— Work item —
Exclude images, then output the remaining data verbatim.

☆ ☆ ☆

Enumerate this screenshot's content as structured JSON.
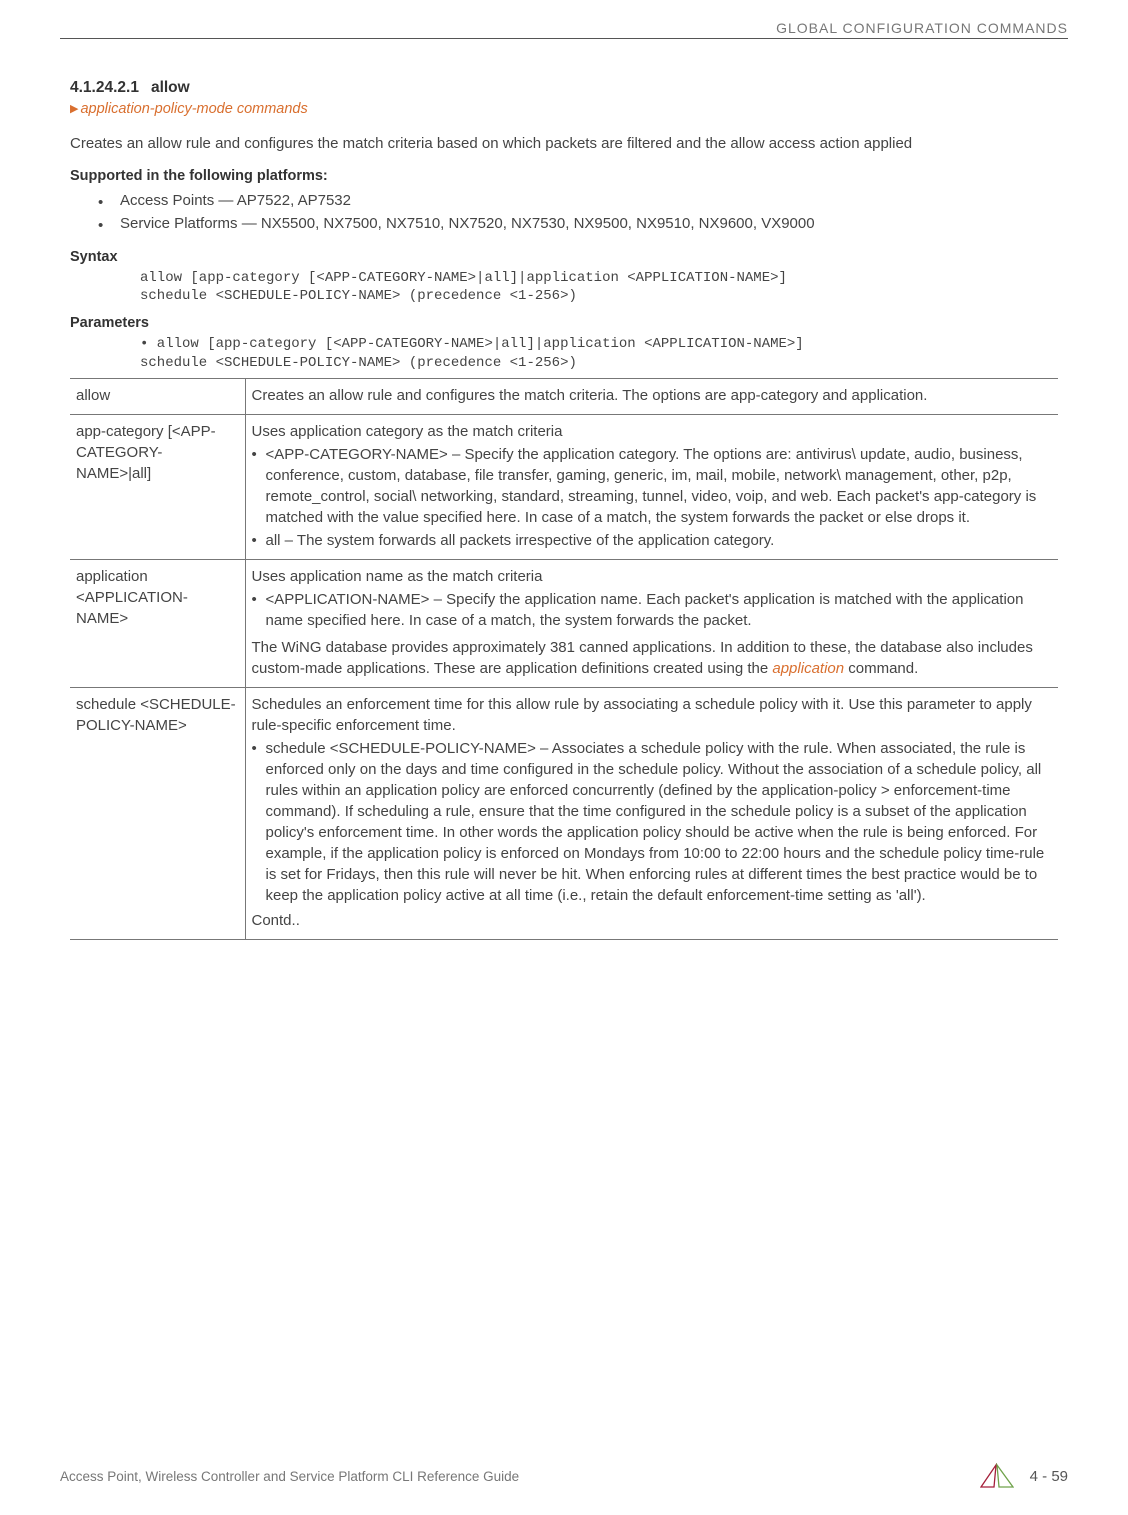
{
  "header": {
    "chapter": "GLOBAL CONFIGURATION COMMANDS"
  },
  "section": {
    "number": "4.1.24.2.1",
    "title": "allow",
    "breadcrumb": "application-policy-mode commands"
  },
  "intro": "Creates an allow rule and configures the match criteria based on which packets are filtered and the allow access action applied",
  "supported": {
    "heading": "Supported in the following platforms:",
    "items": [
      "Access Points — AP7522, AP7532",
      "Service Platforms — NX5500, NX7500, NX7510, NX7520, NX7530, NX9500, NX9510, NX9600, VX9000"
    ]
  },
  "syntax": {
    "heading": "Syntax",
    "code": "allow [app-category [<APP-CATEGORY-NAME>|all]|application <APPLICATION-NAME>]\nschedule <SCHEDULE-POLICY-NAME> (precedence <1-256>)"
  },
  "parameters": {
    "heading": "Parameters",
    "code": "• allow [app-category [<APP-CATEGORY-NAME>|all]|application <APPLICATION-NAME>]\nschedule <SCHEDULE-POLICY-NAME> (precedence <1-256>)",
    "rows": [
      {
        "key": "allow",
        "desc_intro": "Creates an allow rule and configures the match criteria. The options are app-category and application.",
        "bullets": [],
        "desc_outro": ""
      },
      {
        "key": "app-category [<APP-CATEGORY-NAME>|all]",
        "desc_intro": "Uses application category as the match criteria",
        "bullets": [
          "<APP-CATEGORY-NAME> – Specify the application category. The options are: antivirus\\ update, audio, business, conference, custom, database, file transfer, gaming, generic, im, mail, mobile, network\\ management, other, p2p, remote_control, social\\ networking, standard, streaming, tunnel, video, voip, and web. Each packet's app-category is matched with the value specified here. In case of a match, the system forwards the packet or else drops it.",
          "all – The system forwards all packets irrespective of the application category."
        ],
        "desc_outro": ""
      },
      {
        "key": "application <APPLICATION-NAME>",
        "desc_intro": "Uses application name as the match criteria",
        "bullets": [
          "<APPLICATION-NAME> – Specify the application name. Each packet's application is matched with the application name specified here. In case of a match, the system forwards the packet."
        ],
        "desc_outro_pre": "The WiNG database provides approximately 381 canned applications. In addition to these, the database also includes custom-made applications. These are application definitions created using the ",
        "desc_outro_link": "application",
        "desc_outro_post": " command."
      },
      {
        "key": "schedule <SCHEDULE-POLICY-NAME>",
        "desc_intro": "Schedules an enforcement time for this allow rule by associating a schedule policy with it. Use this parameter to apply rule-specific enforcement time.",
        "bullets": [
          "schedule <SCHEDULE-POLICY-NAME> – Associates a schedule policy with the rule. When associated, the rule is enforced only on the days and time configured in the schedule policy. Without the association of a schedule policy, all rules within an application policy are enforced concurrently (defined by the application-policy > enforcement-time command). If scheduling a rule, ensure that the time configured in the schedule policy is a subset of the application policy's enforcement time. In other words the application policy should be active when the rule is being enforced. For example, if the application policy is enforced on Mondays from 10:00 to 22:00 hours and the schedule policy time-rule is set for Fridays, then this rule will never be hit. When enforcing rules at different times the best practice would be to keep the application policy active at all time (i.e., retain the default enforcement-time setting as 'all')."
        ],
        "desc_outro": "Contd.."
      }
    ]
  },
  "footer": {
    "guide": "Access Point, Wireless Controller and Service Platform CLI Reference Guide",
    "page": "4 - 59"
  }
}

☆ ☆ ☆

— Your solution —
Enumerate this screenshot's content as structured JSON.
{
  "header": {
    "chapter": "GLOBAL CONFIGURATION COMMANDS"
  },
  "section": {
    "number": "4.1.24.2.1",
    "title": "allow",
    "breadcrumb": "application-policy-mode commands"
  },
  "intro": "Creates an allow rule and configures the match criteria based on which packets are filtered and the allow access action applied",
  "supported": {
    "heading": "Supported in the following platforms:",
    "items": [
      "Access Points — AP7522, AP7532",
      "Service Platforms — NX5500, NX7500, NX7510, NX7520, NX7530, NX9500, NX9510, NX9600, VX9000"
    ]
  },
  "syntax": {
    "heading": "Syntax",
    "code": "allow [app-category [<APP-CATEGORY-NAME>|all]|application <APPLICATION-NAME>]\nschedule <SCHEDULE-POLICY-NAME> (precedence <1-256>)"
  },
  "parameters": {
    "heading": "Parameters",
    "code": "• allow [app-category [<APP-CATEGORY-NAME>|all]|application <APPLICATION-NAME>]\nschedule <SCHEDULE-POLICY-NAME> (precedence <1-256>)",
    "rows": [
      {
        "key": "allow",
        "desc_intro": "Creates an allow rule and configures the match criteria. The options are app-category and application.",
        "bullets": [],
        "desc_outro": ""
      },
      {
        "key": "app-category [<APP-CATEGORY-NAME>|all]",
        "desc_intro": "Uses application category as the match criteria",
        "bullets": [
          "<APP-CATEGORY-NAME> – Specify the application category. The options are: antivirus\\ update, audio, business, conference, custom, database, file transfer, gaming, generic, im, mail, mobile, network\\ management, other, p2p, remote_control, social\\ networking, standard, streaming, tunnel, video, voip, and web. Each packet's app-category is matched with the value specified here. In case of a match, the system forwards the packet or else drops it.",
          "all – The system forwards all packets irrespective of the application category."
        ],
        "desc_outro": ""
      },
      {
        "key": "application <APPLICATION-NAME>",
        "desc_intro": "Uses application name as the match criteria",
        "bullets": [
          "<APPLICATION-NAME> – Specify the application name. Each packet's application is matched with the application name specified here. In case of a match, the system forwards the packet."
        ],
        "desc_outro_pre": "The WiNG database provides approximately 381 canned applications. In addition to these, the database also includes custom-made applications. These are application definitions created using the ",
        "desc_outro_link": "application",
        "desc_outro_post": " command."
      },
      {
        "key": "schedule <SCHEDULE-POLICY-NAME>",
        "desc_intro": "Schedules an enforcement time for this allow rule by associating a schedule policy with it. Use this parameter to apply rule-specific enforcement time.",
        "bullets": [
          "schedule <SCHEDULE-POLICY-NAME> – Associates a schedule policy with the rule. When associated, the rule is enforced only on the days and time configured in the schedule policy. Without the association of a schedule policy, all rules within an application policy are enforced concurrently (defined by the application-policy > enforcement-time command). If scheduling a rule, ensure that the time configured in the schedule policy is a subset of the application policy's enforcement time. In other words the application policy should be active when the rule is being enforced. For example, if the application policy is enforced on Mondays from 10:00 to 22:00 hours and the schedule policy time-rule is set for Fridays, then this rule will never be hit. When enforcing rules at different times the best practice would be to keep the application policy active at all time (i.e., retain the default enforcement-time setting as 'all')."
        ],
        "desc_outro": "Contd.."
      }
    ]
  },
  "footer": {
    "guide": "Access Point, Wireless Controller and Service Platform CLI Reference Guide",
    "page": "4 - 59"
  }
}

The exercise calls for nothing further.